* _Stored records_
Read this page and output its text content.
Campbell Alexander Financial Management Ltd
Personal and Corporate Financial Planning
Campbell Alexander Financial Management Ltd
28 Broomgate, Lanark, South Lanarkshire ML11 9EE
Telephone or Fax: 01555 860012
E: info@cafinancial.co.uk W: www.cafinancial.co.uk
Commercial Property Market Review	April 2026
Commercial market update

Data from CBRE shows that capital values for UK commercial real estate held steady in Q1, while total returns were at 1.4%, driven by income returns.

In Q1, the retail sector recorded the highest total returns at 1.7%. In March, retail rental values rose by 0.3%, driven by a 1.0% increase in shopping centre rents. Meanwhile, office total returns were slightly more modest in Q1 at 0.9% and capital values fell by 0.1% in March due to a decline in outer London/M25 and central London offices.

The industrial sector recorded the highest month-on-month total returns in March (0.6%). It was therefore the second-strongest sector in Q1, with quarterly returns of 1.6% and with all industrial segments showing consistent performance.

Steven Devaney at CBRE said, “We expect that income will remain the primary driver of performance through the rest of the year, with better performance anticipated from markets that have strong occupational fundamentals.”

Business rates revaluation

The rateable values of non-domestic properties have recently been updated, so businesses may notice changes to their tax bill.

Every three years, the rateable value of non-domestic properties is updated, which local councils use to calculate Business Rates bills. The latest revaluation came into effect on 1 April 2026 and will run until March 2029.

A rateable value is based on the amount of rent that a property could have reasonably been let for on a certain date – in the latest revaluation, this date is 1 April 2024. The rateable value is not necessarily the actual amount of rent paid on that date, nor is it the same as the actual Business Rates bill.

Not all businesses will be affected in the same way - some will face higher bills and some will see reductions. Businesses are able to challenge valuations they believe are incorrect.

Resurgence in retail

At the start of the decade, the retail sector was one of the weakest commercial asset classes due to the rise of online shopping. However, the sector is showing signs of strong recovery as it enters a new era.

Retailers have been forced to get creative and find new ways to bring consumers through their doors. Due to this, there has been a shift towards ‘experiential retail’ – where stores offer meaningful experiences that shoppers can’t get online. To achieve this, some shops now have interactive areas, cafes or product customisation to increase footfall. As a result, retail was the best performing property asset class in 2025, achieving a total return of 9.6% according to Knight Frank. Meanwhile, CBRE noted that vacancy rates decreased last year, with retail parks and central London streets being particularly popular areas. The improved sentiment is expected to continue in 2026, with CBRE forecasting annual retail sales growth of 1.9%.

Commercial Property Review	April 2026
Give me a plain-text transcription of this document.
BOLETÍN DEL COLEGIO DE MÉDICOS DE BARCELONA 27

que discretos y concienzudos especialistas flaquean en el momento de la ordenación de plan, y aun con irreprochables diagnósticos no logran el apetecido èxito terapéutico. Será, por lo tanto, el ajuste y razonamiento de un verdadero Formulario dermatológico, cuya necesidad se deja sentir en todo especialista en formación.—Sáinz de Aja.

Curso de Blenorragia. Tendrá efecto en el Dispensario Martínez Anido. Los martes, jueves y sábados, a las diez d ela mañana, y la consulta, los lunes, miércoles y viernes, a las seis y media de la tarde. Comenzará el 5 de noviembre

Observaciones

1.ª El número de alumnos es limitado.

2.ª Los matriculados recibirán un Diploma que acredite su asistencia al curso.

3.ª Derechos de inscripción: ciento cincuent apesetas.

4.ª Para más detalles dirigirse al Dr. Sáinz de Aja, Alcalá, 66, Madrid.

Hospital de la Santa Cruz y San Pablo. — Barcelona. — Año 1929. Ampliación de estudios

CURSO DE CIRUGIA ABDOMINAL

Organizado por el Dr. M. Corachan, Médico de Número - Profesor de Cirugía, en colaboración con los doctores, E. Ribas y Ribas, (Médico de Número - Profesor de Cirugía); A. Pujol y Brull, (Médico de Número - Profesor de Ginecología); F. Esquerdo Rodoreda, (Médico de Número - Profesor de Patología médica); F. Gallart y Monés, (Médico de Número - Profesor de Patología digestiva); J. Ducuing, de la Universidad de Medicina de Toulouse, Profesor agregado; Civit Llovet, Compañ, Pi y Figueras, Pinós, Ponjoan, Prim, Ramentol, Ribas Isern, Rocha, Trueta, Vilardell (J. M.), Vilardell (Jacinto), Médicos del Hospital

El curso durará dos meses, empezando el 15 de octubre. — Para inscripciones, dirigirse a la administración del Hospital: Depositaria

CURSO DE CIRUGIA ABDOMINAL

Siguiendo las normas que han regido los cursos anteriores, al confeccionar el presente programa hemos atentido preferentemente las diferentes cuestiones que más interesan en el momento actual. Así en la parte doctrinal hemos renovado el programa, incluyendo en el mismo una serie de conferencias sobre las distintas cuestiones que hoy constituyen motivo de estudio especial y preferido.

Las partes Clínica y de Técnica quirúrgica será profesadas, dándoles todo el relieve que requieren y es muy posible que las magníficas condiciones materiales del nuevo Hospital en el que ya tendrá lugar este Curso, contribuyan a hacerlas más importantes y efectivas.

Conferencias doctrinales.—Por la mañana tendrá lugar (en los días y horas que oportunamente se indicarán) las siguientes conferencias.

* _GIVEN EXERCISE_
From the data above, work out how many lines hold "domestic". Answer with the number alone.

* _RESPONSE_
2